Figure content listings
'''

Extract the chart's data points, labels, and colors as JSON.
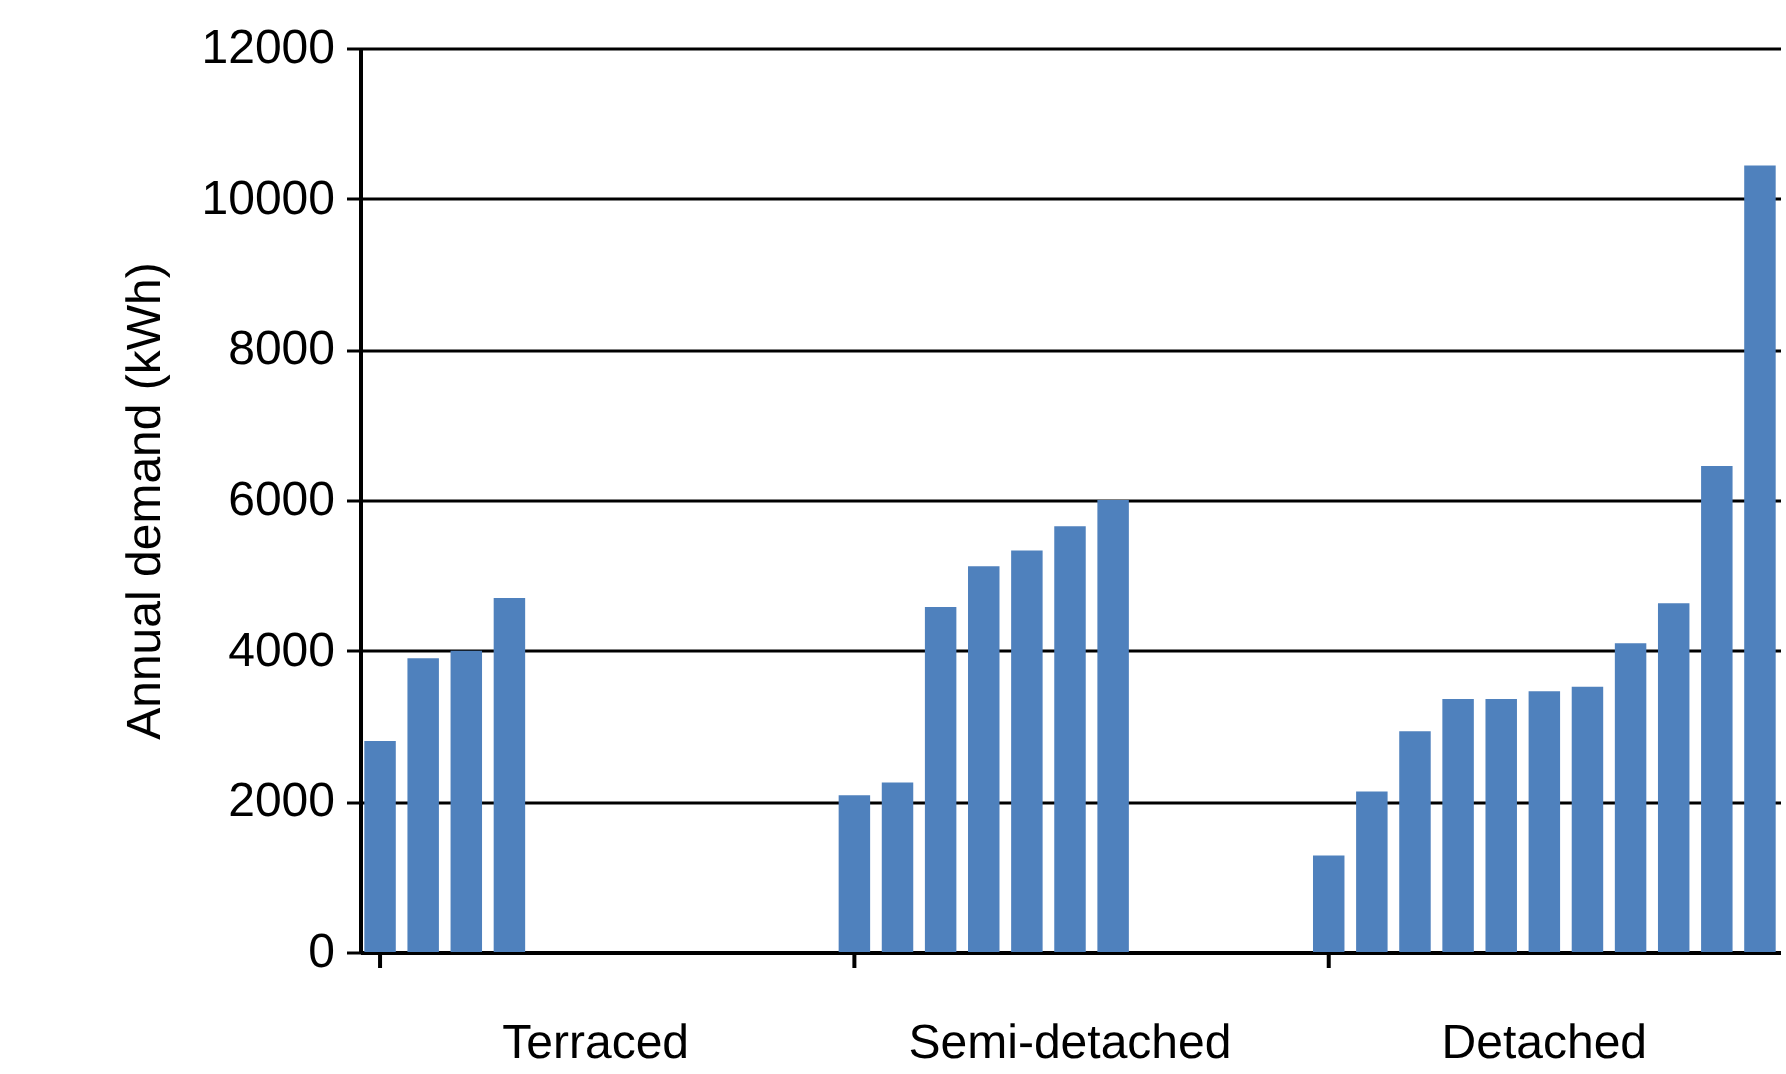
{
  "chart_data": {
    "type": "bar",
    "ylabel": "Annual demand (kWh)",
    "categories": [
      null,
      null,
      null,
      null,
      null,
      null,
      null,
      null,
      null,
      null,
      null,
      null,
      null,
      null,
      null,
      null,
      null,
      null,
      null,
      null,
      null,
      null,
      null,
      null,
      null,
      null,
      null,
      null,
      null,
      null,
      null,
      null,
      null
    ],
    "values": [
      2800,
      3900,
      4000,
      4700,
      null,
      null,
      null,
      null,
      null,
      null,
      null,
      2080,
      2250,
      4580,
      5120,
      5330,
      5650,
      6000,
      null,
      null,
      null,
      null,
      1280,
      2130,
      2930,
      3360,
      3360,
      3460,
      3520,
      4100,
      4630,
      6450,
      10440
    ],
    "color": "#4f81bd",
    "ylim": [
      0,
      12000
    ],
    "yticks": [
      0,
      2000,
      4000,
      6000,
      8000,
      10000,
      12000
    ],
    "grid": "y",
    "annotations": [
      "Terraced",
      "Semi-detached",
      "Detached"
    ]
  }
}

'''

## Your instructions
The material above holds pictures; copy everything else in it exactly.

## Finished task
Extract the chart's data points, labels, and colors as JSON.
{
  "chart_data": {
    "type": "bar",
    "ylabel": "Annual demand (kWh)",
    "categories": [
      null,
      null,
      null,
      null,
      null,
      null,
      null,
      null,
      null,
      null,
      null,
      null,
      null,
      null,
      null,
      null,
      null,
      null,
      null,
      null,
      null,
      null,
      null,
      null,
      null,
      null,
      null,
      null,
      null,
      null,
      null,
      null,
      null
    ],
    "values": [
      2800,
      3900,
      4000,
      4700,
      null,
      null,
      null,
      null,
      null,
      null,
      null,
      2080,
      2250,
      4580,
      5120,
      5330,
      5650,
      6000,
      null,
      null,
      null,
      null,
      1280,
      2130,
      2930,
      3360,
      3360,
      3460,
      3520,
      4100,
      4630,
      6450,
      10440
    ],
    "color": "#4f81bd",
    "ylim": [
      0,
      12000
    ],
    "yticks": [
      0,
      2000,
      4000,
      6000,
      8000,
      10000,
      12000
    ],
    "grid": "y",
    "annotations": [
      "Terraced",
      "Semi-detached",
      "Detached"
    ]
  }
}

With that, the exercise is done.